• [Records provided]
►
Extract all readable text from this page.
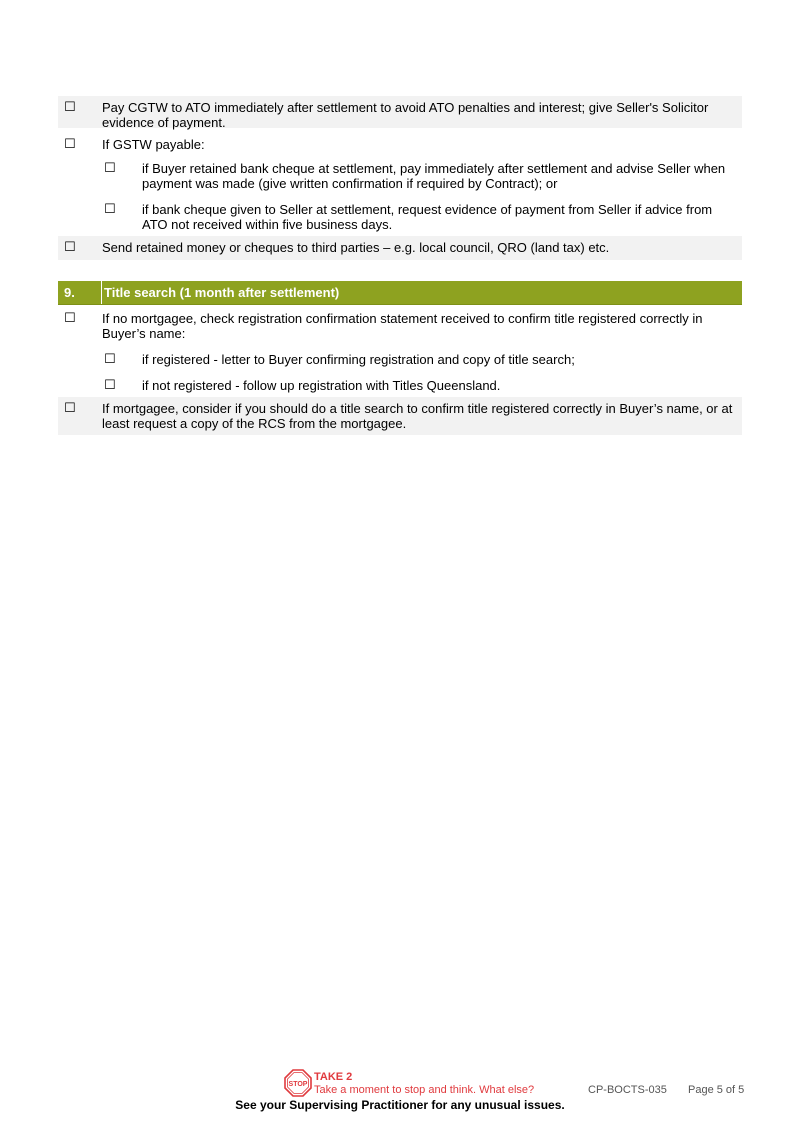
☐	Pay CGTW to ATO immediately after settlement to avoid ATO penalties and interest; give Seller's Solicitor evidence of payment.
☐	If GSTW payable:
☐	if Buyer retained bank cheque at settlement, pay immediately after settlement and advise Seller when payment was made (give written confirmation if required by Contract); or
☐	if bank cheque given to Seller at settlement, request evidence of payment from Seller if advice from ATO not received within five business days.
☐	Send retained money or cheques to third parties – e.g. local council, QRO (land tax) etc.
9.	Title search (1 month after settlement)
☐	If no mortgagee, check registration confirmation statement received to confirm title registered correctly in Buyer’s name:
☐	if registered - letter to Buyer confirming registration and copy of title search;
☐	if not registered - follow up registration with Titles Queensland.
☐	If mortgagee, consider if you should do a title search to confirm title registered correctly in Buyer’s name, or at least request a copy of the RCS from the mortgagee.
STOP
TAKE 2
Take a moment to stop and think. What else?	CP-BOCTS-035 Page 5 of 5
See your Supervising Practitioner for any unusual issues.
◄
►
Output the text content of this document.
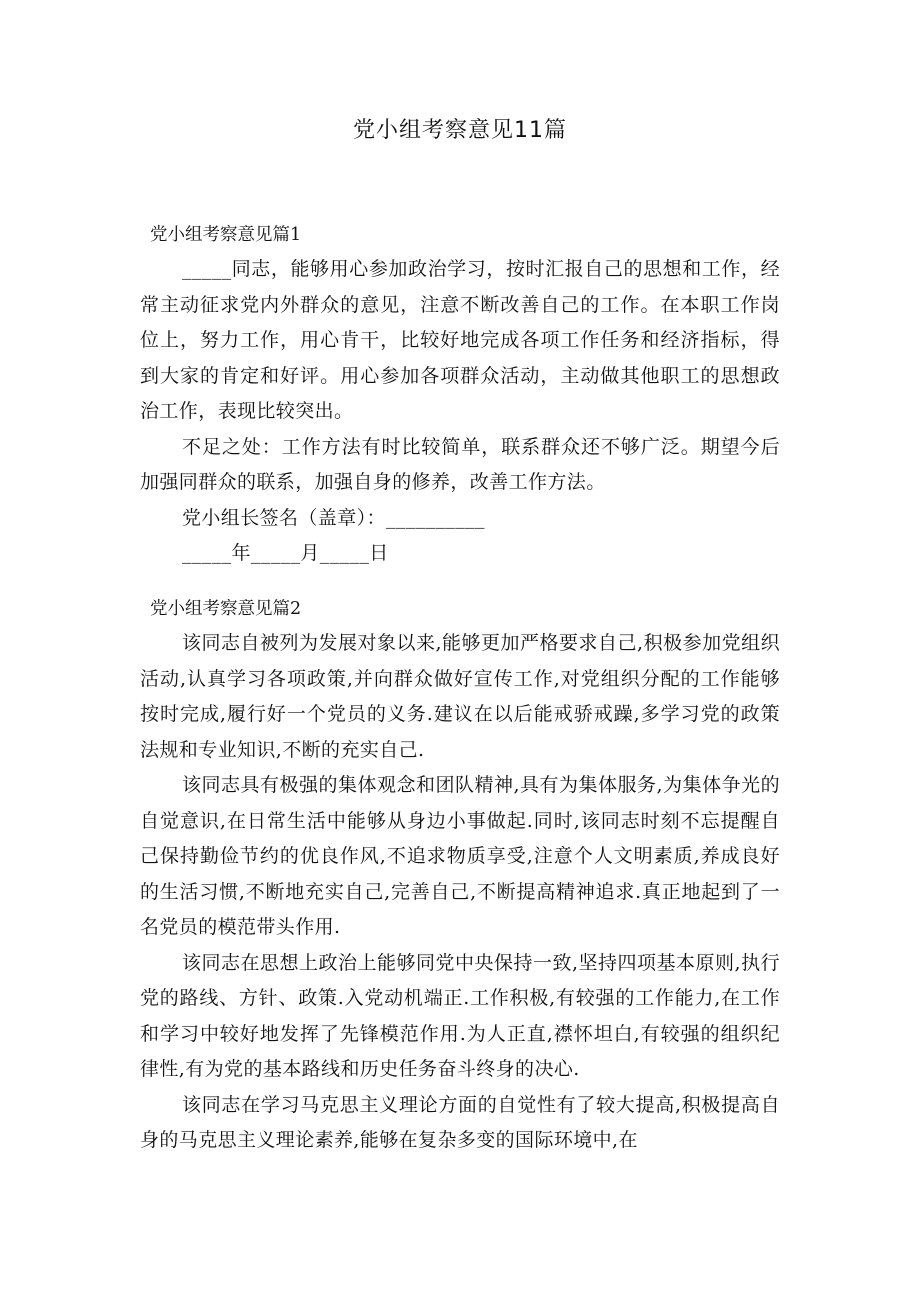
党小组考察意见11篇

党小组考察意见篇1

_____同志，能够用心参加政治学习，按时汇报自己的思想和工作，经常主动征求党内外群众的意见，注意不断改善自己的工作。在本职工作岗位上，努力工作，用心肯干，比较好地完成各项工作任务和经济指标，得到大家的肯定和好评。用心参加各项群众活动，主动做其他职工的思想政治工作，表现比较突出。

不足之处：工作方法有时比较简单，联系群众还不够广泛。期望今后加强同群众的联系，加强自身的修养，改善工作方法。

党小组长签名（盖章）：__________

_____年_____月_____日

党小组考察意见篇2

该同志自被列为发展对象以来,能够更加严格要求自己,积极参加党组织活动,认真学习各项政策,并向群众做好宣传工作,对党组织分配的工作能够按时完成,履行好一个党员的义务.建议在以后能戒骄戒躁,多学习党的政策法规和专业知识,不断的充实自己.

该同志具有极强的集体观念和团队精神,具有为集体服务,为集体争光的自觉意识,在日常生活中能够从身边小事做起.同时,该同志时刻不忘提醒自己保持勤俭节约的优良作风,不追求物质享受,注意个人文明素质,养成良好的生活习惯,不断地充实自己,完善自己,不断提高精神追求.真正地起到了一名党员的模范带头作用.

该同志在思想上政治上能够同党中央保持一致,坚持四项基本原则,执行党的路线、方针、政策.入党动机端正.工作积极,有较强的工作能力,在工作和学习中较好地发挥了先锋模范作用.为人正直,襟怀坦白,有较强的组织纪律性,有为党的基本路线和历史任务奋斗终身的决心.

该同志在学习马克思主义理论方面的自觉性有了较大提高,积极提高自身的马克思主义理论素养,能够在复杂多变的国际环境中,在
◄
• [What is required] Find all the lines containing "received" in the material, then copy them.

• [Solution to this exercise]
☐	if bank cheque given to Seller at settlement, request evidence of payment from Seller if advice from ATO not received within five business days.
☐	If no mortgagee, check registration confirmation statement received to confirm title registered correctly in Buyer’s name:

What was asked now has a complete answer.